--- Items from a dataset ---
━━━━━━

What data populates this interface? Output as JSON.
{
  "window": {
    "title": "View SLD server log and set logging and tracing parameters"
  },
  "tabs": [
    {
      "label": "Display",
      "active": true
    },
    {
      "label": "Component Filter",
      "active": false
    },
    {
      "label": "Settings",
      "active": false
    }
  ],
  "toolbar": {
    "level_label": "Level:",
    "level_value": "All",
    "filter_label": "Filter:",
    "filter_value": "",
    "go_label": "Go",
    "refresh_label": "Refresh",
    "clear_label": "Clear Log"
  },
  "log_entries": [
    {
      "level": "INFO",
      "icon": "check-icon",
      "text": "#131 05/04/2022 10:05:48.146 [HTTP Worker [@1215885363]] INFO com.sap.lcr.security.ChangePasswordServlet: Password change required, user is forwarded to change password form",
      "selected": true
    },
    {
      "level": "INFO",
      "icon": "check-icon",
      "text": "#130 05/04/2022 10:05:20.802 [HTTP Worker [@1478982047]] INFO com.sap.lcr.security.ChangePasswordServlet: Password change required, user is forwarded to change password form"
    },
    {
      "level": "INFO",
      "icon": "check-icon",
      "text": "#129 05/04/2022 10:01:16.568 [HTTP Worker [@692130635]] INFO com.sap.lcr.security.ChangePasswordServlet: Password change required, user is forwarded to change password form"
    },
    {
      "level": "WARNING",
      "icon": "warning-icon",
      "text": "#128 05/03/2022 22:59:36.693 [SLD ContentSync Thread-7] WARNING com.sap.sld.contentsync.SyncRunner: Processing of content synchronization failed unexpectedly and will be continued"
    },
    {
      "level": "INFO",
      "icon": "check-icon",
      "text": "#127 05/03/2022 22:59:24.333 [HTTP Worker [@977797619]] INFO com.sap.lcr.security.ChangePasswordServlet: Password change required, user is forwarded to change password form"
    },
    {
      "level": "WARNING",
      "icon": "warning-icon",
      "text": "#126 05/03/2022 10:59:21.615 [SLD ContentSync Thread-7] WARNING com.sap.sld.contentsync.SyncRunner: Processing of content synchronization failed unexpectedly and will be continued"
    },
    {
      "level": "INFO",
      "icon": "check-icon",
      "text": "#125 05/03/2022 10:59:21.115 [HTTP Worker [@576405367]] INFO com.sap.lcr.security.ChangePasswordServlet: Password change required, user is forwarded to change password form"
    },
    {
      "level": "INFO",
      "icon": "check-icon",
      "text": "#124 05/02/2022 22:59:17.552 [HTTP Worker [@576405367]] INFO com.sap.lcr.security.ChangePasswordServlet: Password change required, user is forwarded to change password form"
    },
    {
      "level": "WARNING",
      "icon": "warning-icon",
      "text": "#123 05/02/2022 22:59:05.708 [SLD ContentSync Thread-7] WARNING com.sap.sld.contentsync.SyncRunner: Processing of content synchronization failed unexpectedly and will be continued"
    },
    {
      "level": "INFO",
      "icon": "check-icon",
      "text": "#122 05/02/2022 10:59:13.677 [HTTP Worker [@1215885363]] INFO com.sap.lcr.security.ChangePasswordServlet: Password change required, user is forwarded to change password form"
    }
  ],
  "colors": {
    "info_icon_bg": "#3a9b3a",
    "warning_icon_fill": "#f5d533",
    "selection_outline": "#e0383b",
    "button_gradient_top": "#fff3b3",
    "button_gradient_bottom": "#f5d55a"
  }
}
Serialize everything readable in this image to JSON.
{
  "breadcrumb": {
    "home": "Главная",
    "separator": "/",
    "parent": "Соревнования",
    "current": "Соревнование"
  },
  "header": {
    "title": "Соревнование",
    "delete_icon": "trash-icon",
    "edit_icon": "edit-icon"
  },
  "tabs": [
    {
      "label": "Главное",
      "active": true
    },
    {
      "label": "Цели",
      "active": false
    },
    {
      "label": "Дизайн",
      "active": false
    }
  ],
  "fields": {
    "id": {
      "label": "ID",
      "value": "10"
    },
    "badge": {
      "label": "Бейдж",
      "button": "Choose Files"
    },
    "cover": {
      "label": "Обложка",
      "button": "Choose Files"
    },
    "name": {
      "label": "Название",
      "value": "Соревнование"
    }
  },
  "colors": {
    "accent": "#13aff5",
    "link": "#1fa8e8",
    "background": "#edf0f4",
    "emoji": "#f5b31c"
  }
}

━━━━━━

--- REQUIRED WORK ---
Wherever the string "Password" appears in the entries above, list that line.

--- WRITTEN ANSWER ---
      "text": "#131 05/04/2022 10:05:48.146 [HTTP Worker [@1215885363]] INFO com.sap.lcr.security.ChangePasswordServlet: Password change required, user is forwarded to change password form",
      "text": "#130 05/04/2022 10:05:20.802 [HTTP Worker [@1478982047]] INFO com.sap.lcr.security.ChangePasswordServlet: Password change required, user is forwarded to change password form"
      "text": "#129 05/04/2022 10:01:16.568 [HTTP Worker [@692130635]] INFO com.sap.lcr.security.ChangePasswordServlet: Password change required, user is forwarded to change password form"
      "text": "#127 05/03/2022 22:59:24.333 [HTTP Worker [@977797619]] INFO com.sap.lcr.security.ChangePasswordServlet: Password change required, user is forwarded to change password form"
      "text": "#125 05/03/2022 10:59:21.115 [HTTP Worker [@576405367]] INFO com.sap.lcr.security.ChangePasswordServlet: Password change required, user is forwarded to change password form"
      "text": "#124 05/02/2022 22:59:17.552 [HTTP Worker [@576405367]] INFO com.sap.lcr.security.ChangePasswordServlet: Password change required, user is forwarded to change password form"
      "text": "#122 05/02/2022 10:59:13.677 [HTTP Worker [@1215885363]] INFO com.sap.lcr.security.ChangePasswordServlet: Password change required, user is forwarded to change password form"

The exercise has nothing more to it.